WHAT THIS TASK INVOLVES:
Convert the data, starting at its first line and ending at the line containing "table-cell: Ingeniería en" (both included), into a JSON list of strings with one string per line. Omit blank lines.

Spatial annotation data
[start]

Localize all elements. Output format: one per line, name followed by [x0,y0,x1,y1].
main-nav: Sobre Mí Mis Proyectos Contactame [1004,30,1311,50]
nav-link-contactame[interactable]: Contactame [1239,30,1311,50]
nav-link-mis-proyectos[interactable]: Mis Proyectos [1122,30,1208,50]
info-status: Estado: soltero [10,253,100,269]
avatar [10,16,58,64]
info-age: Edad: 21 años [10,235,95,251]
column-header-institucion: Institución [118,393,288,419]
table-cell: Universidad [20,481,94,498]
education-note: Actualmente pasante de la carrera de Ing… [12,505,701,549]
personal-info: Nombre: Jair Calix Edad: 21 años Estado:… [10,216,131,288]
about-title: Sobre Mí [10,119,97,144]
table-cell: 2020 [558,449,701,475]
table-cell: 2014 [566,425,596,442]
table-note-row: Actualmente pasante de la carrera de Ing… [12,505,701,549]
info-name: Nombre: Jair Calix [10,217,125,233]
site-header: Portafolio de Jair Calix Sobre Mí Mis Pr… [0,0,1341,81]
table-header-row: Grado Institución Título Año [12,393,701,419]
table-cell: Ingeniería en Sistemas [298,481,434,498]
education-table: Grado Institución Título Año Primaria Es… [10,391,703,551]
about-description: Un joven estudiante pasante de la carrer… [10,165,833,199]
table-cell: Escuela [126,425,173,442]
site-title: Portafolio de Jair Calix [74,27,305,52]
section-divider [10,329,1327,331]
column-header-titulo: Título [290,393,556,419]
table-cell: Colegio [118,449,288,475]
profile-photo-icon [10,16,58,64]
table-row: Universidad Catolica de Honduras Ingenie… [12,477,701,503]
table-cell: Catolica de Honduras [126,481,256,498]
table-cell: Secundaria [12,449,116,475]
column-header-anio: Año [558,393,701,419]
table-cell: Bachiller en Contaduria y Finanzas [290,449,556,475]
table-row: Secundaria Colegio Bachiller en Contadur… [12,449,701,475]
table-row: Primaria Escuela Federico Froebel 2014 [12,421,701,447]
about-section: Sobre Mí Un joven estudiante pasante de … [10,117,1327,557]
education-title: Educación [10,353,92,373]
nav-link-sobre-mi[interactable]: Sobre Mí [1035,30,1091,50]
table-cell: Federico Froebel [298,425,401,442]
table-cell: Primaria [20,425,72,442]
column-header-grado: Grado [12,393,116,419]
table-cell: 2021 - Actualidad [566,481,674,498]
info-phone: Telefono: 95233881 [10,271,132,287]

[end]

RESULT OF THIS EXERCISE:
[
  "Localize all elements. Output format: one per line, name followed by [x0,y0,x1,y1].",
  "main-nav: Sobre Mí Mis Proyectos Contactame [1004,30,1311,50]",
  "nav-link-contactame[interactable]: Contactame [1239,30,1311,50]",
  "nav-link-mis-proyectos[interactable]: Mis Proyectos [1122,30,1208,50]",
  "info-status: Estado: soltero [10,253,100,269]",
  "avatar [10,16,58,64]",
  "info-age: Edad: 21 años [10,235,95,251]",
  "column-header-institucion: Institución [118,393,288,419]",
  "table-cell: Universidad [20,481,94,498]",
  "education-note: Actualmente pasante de la carrera de Ing… [12,505,701,549]",
  "personal-info: Nombre: Jair Calix Edad: 21 años Estado:… [10,216,131,288]",
  "about-title: Sobre Mí [10,119,97,144]",
  "table-cell: 2020 [558,449,701,475]",
  "table-cell: 2014 [566,425,596,442]",
  "table-note-row: Actualmente pasante de la carrera de Ing… [12,505,701,549]",
  "info-name: Nombre: Jair Calix [10,217,125,233]",
  "site-header: Portafolio de Jair Calix Sobre Mí Mis Pr… [0,0,1341,81]",
  "table-header-row: Grado Institución Título Año [12,393,701,419]",
  "table-cell: Ingeniería en Sistemas [298,481,434,498]"
]